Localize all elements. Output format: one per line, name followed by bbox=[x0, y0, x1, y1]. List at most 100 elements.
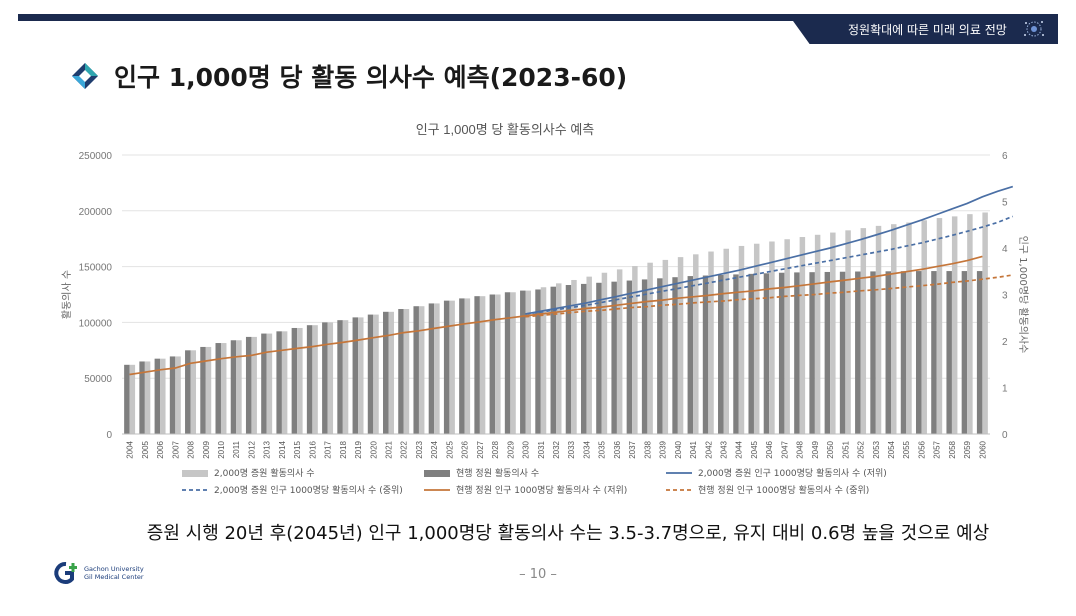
y-tick-label: 250000 bbox=[79, 151, 113, 162]
x-tick-label: 2049 bbox=[811, 440, 820, 458]
x-tick-label: 2056 bbox=[917, 440, 926, 458]
legend-label: 2,000명 증원 인구 1000명당 활동의사 수 (저위) bbox=[698, 467, 887, 479]
x-tick-label: 2058 bbox=[948, 440, 957, 458]
x-tick-label: 2021 bbox=[384, 440, 393, 458]
y2-tick-label: 6 bbox=[1002, 151, 1008, 162]
gachon-logo: Gachon University Gil Medical Center bbox=[52, 561, 144, 585]
legend-swatch bbox=[424, 470, 450, 477]
bar-current bbox=[443, 300, 450, 434]
bar-increase bbox=[129, 364, 136, 434]
bar-current bbox=[383, 311, 389, 434]
bar-current bbox=[794, 272, 800, 434]
bar-increase bbox=[891, 224, 897, 434]
x-tick-label: 2055 bbox=[902, 440, 911, 458]
bar-increase bbox=[388, 311, 394, 434]
network-globe-icon bbox=[1024, 21, 1044, 37]
x-tick-label: 2042 bbox=[704, 440, 713, 458]
bar-increase bbox=[632, 266, 638, 434]
bar-current bbox=[565, 285, 572, 434]
bar-current bbox=[215, 343, 221, 434]
chart-title: 인구 1,000명 당 활동의사수 예측 bbox=[416, 122, 595, 137]
bar-increase bbox=[479, 296, 486, 434]
x-tick-label: 2047 bbox=[780, 440, 789, 458]
bar-increase bbox=[951, 216, 958, 434]
y2-tick-label: 0 bbox=[1002, 430, 1008, 441]
bar-increase bbox=[525, 290, 532, 434]
x-tick-label: 2032 bbox=[552, 440, 561, 458]
bar-increase bbox=[860, 228, 867, 434]
bar-increase bbox=[373, 314, 379, 434]
logo-line-2: Gil Medical Center bbox=[84, 573, 144, 581]
bar-current bbox=[733, 274, 739, 434]
bar-current bbox=[230, 340, 237, 434]
bar-current bbox=[413, 306, 419, 434]
bar-increase bbox=[906, 222, 912, 434]
x-tick-label: 2022 bbox=[400, 440, 409, 458]
bar-current bbox=[474, 296, 480, 434]
x-tick-label: 2006 bbox=[156, 440, 165, 458]
x-tick-label: 2014 bbox=[278, 440, 287, 458]
bar-current bbox=[763, 273, 770, 434]
bar-current bbox=[778, 272, 785, 434]
legend-label: 현행 정원 인구 1000명당 활동의사 수 (저위) bbox=[456, 484, 627, 496]
header-bar bbox=[18, 14, 1058, 21]
bar-current bbox=[124, 364, 130, 434]
bar-increase bbox=[571, 279, 577, 434]
series-line bbox=[525, 274, 1013, 318]
x-tick-label: 2024 bbox=[430, 440, 439, 458]
bar-current bbox=[337, 320, 343, 434]
y-axis-label: 활동의사 수 bbox=[60, 270, 73, 319]
page-number: – 10 – bbox=[519, 567, 557, 582]
bar-current bbox=[870, 271, 876, 434]
x-tick-label: 2011 bbox=[232, 440, 241, 458]
bar-current bbox=[185, 350, 191, 434]
x-tick-label: 2057 bbox=[933, 440, 942, 458]
bar-current bbox=[169, 356, 176, 434]
x-tick-label: 2037 bbox=[628, 440, 637, 458]
bar-increase bbox=[586, 276, 592, 434]
bar-current bbox=[961, 271, 968, 434]
bar-increase bbox=[251, 336, 257, 434]
bar-increase bbox=[327, 322, 334, 434]
bar-current bbox=[489, 294, 496, 434]
bar-current bbox=[520, 290, 526, 434]
legend-label: 2,000명 증원 활동의사 수 bbox=[214, 467, 315, 479]
bar-current bbox=[322, 322, 328, 434]
bar-increase bbox=[723, 248, 729, 434]
bar-current bbox=[550, 286, 556, 434]
y2-tick-label: 1 bbox=[1002, 384, 1008, 395]
x-tick-label: 2034 bbox=[582, 440, 591, 458]
bar-increase bbox=[814, 234, 821, 434]
x-tick-label: 2027 bbox=[476, 440, 485, 458]
x-tick-label: 2041 bbox=[689, 440, 698, 458]
bar-current bbox=[428, 303, 435, 434]
legend-swatch bbox=[182, 470, 208, 477]
bar-increase bbox=[312, 325, 318, 434]
x-tick-label: 2026 bbox=[461, 440, 470, 458]
x-tick-label: 2030 bbox=[522, 440, 531, 458]
bar-increase bbox=[205, 346, 212, 434]
bar-current bbox=[702, 275, 709, 434]
x-tick-label: 2020 bbox=[369, 440, 378, 458]
x-tick-label: 2008 bbox=[187, 440, 196, 458]
title-row: 인구 1,000명 당 활동 의사수 예측(2023-60) bbox=[70, 58, 627, 94]
x-tick-label: 2015 bbox=[293, 440, 302, 458]
bar-increase bbox=[556, 283, 562, 434]
x-tick-label: 2010 bbox=[217, 440, 226, 458]
x-tick-label: 2009 bbox=[202, 440, 211, 458]
x-tick-label: 2012 bbox=[247, 440, 256, 458]
section-tag: 정원확대에 따른 미래 의료 전망 bbox=[788, 14, 1058, 44]
y-tick-label: 150000 bbox=[79, 263, 113, 274]
x-tick-label: 2036 bbox=[613, 440, 622, 458]
legend-label: 현행 정원 활동의사 수 bbox=[456, 467, 539, 479]
bar-increase bbox=[358, 317, 364, 434]
y2-tick-label: 5 bbox=[1002, 198, 1008, 209]
y-tick-label: 100000 bbox=[79, 318, 113, 329]
bar-current bbox=[900, 271, 907, 434]
y-tick-label: 200000 bbox=[79, 207, 113, 218]
bar-current bbox=[718, 274, 724, 434]
x-tick-label: 2016 bbox=[308, 440, 317, 458]
bar-increase bbox=[540, 287, 547, 434]
bar-increase bbox=[647, 262, 653, 434]
x-tick-label: 2040 bbox=[674, 440, 683, 458]
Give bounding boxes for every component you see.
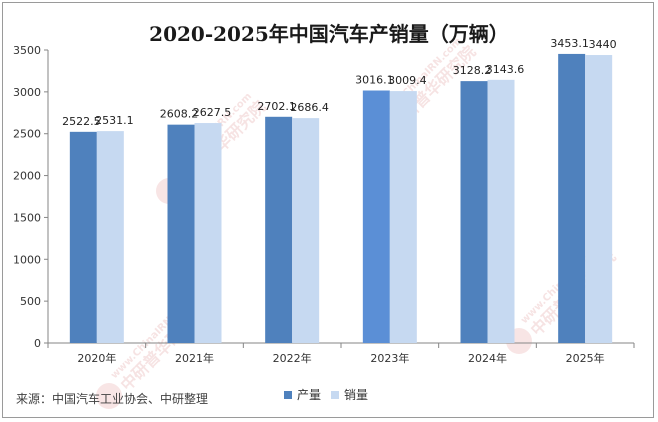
data-label-production: 2702.1 — [257, 100, 296, 113]
legend-item-sales: 销量 — [331, 386, 368, 403]
data-label-production: 3016.1 — [355, 74, 394, 87]
x-tick-label: 2022年 — [273, 351, 312, 365]
y-tick-label: 500 — [20, 295, 41, 308]
source-note: 来源：中国汽车工业协会、中研整理 — [16, 392, 209, 406]
bar-sales — [96, 131, 124, 343]
y-tick-label: 1500 — [13, 211, 41, 224]
x-tick-label: 2020年 — [77, 351, 116, 365]
y-tick-label: 0 — [34, 337, 41, 350]
x-tick-label: 2025年 — [566, 351, 605, 365]
bar-sales — [194, 123, 222, 343]
chart-axes: 0 500 1000 1500 2000 2500 3000 3500 2020年 2021年 20… — [13, 44, 635, 365]
legend-swatch-sales — [331, 390, 340, 399]
data-label-sales: 3143.6 — [486, 63, 525, 76]
bar-production — [265, 116, 293, 344]
bar-sales — [585, 55, 613, 343]
chart-legend: 产量 销量 — [284, 386, 378, 403]
y-tick-label: 2000 — [13, 170, 41, 183]
bar-production — [69, 131, 97, 343]
data-label-sales: 2531.1 — [95, 114, 134, 127]
data-label-sales: 3440 — [589, 38, 617, 51]
legend-swatch-production — [284, 390, 292, 399]
x-tick-label: 2021年 — [175, 351, 214, 365]
x-tick-label: 2023年 — [370, 351, 409, 365]
data-label-production: 3128.2 — [453, 64, 492, 77]
data-label-production: 2608.2 — [160, 108, 199, 121]
bar-sales — [292, 118, 320, 343]
data-label-sales: 2627.5 — [193, 106, 232, 119]
bar-production — [362, 90, 390, 344]
bar-production — [460, 81, 488, 343]
legend-label-sales: 销量 — [344, 388, 369, 402]
bar-production — [167, 124, 195, 343]
chart-bars — [69, 53, 613, 344]
y-tick-label: 1000 — [13, 253, 41, 266]
y-tick-label: 3000 — [13, 86, 41, 99]
data-label-production: 2522.5 — [62, 115, 101, 128]
data-label-production: 3453.1 — [550, 37, 589, 50]
bar-sales — [487, 79, 515, 344]
y-tick-label: 2500 — [13, 128, 41, 141]
bar-sales — [389, 91, 417, 344]
watermark-logo-icon — [95, 383, 122, 410]
chart-title: 2020-2025年中国汽车产销量（万辆） — [149, 22, 509, 46]
x-tick-label: 2024年 — [468, 351, 507, 365]
bar-production — [558, 53, 586, 343]
y-tick-label: 3500 — [13, 44, 41, 57]
data-label-sales: 2686.4 — [290, 101, 329, 114]
data-label-sales: 3009.4 — [388, 74, 427, 87]
legend-item-production: 产量 — [284, 386, 321, 403]
legend-label-production: 产量 — [297, 388, 322, 402]
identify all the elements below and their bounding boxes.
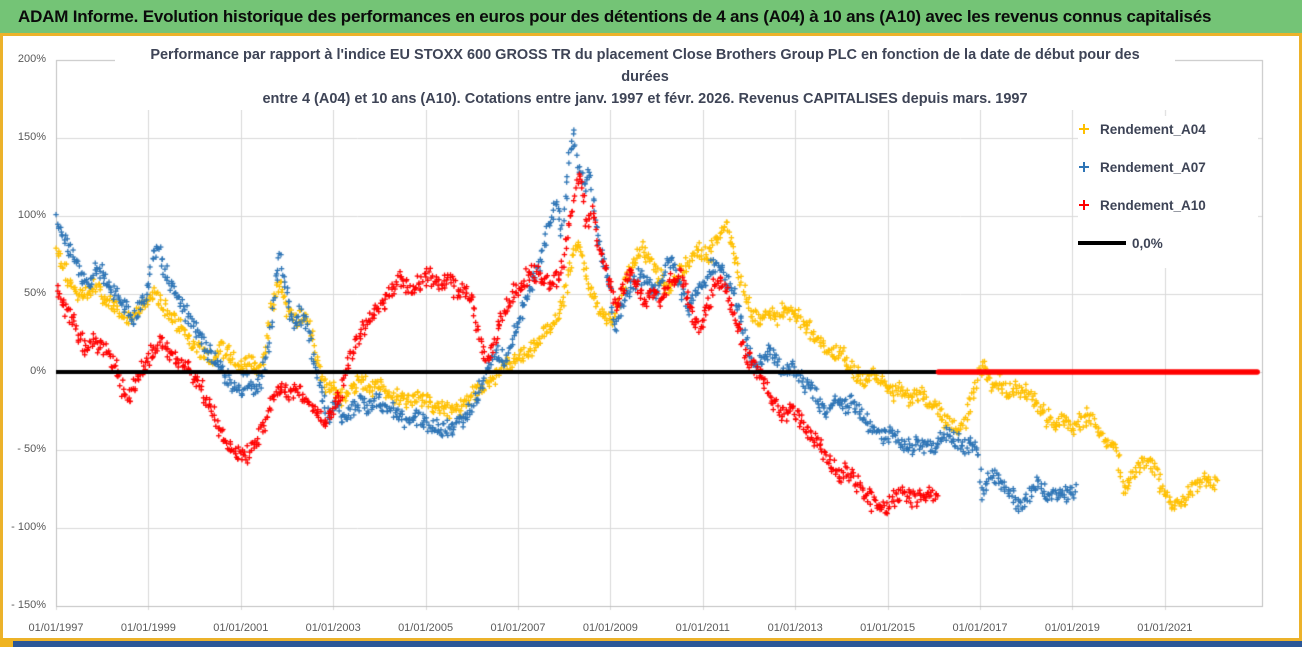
legend-item-rendement-a04: Rendement_A04 [1078, 116, 1258, 142]
x-axis-tick-label: 01/01/2013 [767, 622, 823, 634]
legend-label: Rendement_A10 [1100, 197, 1206, 213]
x-axis-tick-label: 01/01/2003 [305, 622, 361, 634]
chart-title-line3: entre 4 (A04) et 10 ans (A10). Cotations… [262, 91, 1028, 107]
plus-marker-icon [1078, 161, 1090, 173]
y-axis-tick-label: 100% [17, 209, 46, 221]
chart-title-line1: Performance par rapport à l'indice EU ST… [150, 47, 1140, 63]
legend-item-zero-line: 0,0% [1078, 230, 1258, 256]
legend-label: Rendement_A04 [1100, 121, 1206, 137]
plus-marker-icon [1078, 199, 1090, 211]
x-axis-tick-label: 01/01/1997 [28, 622, 84, 634]
x-axis-tick-label: 01/01/2011 [675, 622, 730, 634]
y-axis-tick-label: 0% [30, 365, 46, 377]
x-axis-tick-label: 01/01/2017 [952, 622, 1008, 634]
x-axis-tick-label: 01/01/2021 [1137, 622, 1193, 634]
zero-line-icon [1078, 241, 1126, 245]
banner-title: ADAM Informe. Evolution historique des p… [0, 0, 1302, 33]
y-axis-tick-label: 150% [17, 131, 46, 143]
x-axis-tick-label: 01/01/1999 [120, 622, 176, 634]
chart-title: Performance par rapport à l'indice EU ST… [115, 44, 1175, 110]
x-axis-tick-label: 01/01/2007 [490, 622, 546, 634]
y-axis-tick-label: 50% [23, 287, 46, 299]
chart-title-line2: durées [621, 69, 669, 85]
legend-item-rendement-a10: Rendement_A10 [1078, 192, 1258, 218]
x-axis-tick-label: 01/01/2001 [213, 622, 269, 634]
y-axis-tick-label: - 100% [11, 521, 46, 533]
x-axis-tick-label: 01/01/2009 [582, 622, 638, 634]
legend-label: Rendement_A07 [1100, 159, 1206, 175]
gold-corner [0, 638, 13, 647]
y-axis-tick-label: 200% [17, 53, 46, 65]
chart-legend: Rendement_A04 Rendement_A07 Rendement_A1… [1078, 116, 1258, 268]
bottom-blue-bar [13, 641, 1302, 647]
y-axis-tick-label: - 50% [17, 443, 46, 455]
x-axis-tick-label: 01/01/2015 [860, 622, 916, 634]
legend-label: 0,0% [1132, 235, 1163, 251]
legend-item-rendement-a07: Rendement_A07 [1078, 154, 1258, 180]
plus-marker-icon [1078, 123, 1090, 135]
y-axis-tick-label: - 150% [11, 599, 46, 611]
x-axis-tick-label: 01/01/2019 [1044, 622, 1100, 634]
x-axis-tick-label: 01/01/2005 [398, 622, 454, 634]
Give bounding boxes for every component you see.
--------------------
* _Short problem_: Return, unchanged, the lines from the one containing "y-tick-label: 250000 bbox=[79, 151, 113, 162]" through the one containing "bar-current bbox=[215, 343, 221, 434]", both ends included.

* _Response to this task_:
y-tick-label: 250000 bbox=[79, 151, 113, 162]
x-tick-label: 2049 bbox=[811, 440, 820, 458]
x-tick-label: 2056 bbox=[917, 440, 926, 458]
legend-label: 2,000명 증원 인구 1000명당 활동의사 수 (저위) bbox=[698, 467, 887, 479]
x-tick-label: 2058 bbox=[948, 440, 957, 458]
x-tick-label: 2021 bbox=[384, 440, 393, 458]
y2-tick-label: 6 bbox=[1002, 151, 1008, 162]
gachon-logo: Gachon University Gil Medical Center bbox=[52, 561, 144, 585]
legend-swatch bbox=[424, 470, 450, 477]
bar-current bbox=[443, 300, 450, 434]
bar-increase bbox=[129, 364, 136, 434]
bar-current bbox=[383, 311, 389, 434]
bar-current bbox=[794, 272, 800, 434]
bar-increase bbox=[891, 224, 897, 434]
x-tick-label: 2055 bbox=[902, 440, 911, 458]
bar-increase bbox=[388, 311, 394, 434]
network-globe-icon bbox=[1024, 21, 1044, 37]
x-tick-label: 2042 bbox=[704, 440, 713, 458]
bar-increase bbox=[632, 266, 638, 434]
bar-current bbox=[565, 285, 572, 434]
bar-current bbox=[215, 343, 221, 434]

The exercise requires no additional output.